Search the data below for the string "this". Extract every line that contains it.

#### Records provided ####

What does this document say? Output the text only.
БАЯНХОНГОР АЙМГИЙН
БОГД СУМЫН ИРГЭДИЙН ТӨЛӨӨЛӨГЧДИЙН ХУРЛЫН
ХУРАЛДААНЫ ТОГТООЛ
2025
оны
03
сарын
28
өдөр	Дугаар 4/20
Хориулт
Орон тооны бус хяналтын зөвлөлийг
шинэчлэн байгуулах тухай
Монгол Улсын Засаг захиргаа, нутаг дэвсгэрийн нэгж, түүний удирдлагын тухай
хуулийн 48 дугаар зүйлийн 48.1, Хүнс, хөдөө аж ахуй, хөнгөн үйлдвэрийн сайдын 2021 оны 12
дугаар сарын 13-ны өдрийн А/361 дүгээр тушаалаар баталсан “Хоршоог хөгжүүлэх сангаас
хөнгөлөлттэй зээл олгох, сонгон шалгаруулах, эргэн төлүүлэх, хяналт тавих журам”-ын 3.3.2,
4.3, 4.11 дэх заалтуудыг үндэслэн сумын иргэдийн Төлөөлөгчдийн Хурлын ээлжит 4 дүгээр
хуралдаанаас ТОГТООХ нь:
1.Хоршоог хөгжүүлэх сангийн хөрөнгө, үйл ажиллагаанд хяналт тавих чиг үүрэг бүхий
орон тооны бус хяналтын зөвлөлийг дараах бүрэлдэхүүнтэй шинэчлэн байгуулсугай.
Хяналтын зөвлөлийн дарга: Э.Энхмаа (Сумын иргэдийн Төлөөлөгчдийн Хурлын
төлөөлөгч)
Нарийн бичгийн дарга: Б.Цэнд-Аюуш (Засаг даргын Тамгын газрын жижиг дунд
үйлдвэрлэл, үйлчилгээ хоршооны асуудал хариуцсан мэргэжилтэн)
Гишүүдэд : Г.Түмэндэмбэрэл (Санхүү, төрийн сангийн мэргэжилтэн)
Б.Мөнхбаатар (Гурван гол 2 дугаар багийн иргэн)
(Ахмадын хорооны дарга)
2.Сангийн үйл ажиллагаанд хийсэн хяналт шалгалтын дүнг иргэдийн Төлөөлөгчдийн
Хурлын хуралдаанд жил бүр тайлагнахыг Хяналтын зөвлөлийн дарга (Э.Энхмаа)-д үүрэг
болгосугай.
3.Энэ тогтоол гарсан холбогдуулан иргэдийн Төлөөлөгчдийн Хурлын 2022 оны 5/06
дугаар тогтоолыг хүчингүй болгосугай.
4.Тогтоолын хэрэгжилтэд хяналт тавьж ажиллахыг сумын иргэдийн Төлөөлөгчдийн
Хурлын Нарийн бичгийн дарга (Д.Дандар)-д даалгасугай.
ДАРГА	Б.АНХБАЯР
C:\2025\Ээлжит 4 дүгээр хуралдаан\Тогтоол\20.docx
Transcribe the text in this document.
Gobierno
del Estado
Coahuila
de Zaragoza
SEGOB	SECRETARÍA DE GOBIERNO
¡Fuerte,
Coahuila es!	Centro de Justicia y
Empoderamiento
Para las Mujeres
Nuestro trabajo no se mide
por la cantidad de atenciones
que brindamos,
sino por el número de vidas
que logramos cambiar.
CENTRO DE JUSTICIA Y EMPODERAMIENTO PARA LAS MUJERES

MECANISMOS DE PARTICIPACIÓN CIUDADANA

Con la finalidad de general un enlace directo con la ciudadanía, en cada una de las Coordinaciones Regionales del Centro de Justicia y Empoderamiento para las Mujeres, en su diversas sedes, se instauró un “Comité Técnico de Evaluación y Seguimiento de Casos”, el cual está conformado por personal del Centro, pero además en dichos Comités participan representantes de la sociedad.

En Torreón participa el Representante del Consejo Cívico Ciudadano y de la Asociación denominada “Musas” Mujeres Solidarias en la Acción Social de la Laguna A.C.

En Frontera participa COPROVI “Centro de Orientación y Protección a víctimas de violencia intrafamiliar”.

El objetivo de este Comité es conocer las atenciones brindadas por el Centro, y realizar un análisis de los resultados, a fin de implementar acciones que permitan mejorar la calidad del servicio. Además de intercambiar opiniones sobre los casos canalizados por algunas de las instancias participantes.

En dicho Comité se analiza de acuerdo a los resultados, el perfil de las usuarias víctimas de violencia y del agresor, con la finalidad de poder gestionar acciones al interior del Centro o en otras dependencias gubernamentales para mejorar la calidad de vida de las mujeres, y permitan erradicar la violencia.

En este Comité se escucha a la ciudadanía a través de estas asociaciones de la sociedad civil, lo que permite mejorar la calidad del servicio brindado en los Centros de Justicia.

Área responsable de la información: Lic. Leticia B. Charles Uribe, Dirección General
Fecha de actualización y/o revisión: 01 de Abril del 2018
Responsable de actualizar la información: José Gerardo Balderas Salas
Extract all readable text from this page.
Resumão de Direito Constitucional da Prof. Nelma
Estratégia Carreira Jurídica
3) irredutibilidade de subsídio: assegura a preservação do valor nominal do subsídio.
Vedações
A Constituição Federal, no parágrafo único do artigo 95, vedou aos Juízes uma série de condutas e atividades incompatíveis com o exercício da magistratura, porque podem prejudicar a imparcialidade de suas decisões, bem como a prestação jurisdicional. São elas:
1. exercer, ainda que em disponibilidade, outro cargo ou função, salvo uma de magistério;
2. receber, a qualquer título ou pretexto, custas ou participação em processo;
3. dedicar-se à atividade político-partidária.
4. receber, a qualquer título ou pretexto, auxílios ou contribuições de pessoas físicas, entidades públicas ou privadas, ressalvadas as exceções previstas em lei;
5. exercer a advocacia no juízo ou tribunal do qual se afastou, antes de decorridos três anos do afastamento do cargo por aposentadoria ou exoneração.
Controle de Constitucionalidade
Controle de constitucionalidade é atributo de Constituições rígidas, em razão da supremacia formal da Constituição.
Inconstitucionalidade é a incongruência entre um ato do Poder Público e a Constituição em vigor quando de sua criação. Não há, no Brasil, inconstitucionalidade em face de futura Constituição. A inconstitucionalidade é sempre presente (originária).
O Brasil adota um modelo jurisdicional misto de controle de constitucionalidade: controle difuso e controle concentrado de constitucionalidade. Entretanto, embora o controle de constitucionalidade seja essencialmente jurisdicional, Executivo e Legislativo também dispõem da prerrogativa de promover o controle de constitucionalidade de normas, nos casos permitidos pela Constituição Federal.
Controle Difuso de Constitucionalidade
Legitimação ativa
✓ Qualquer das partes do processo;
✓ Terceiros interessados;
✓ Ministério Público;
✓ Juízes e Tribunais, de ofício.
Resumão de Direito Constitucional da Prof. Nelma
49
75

####

Final answer
What does this document say? Output the text only.
Transcribe the text in this document.
Extract all readable text from this page.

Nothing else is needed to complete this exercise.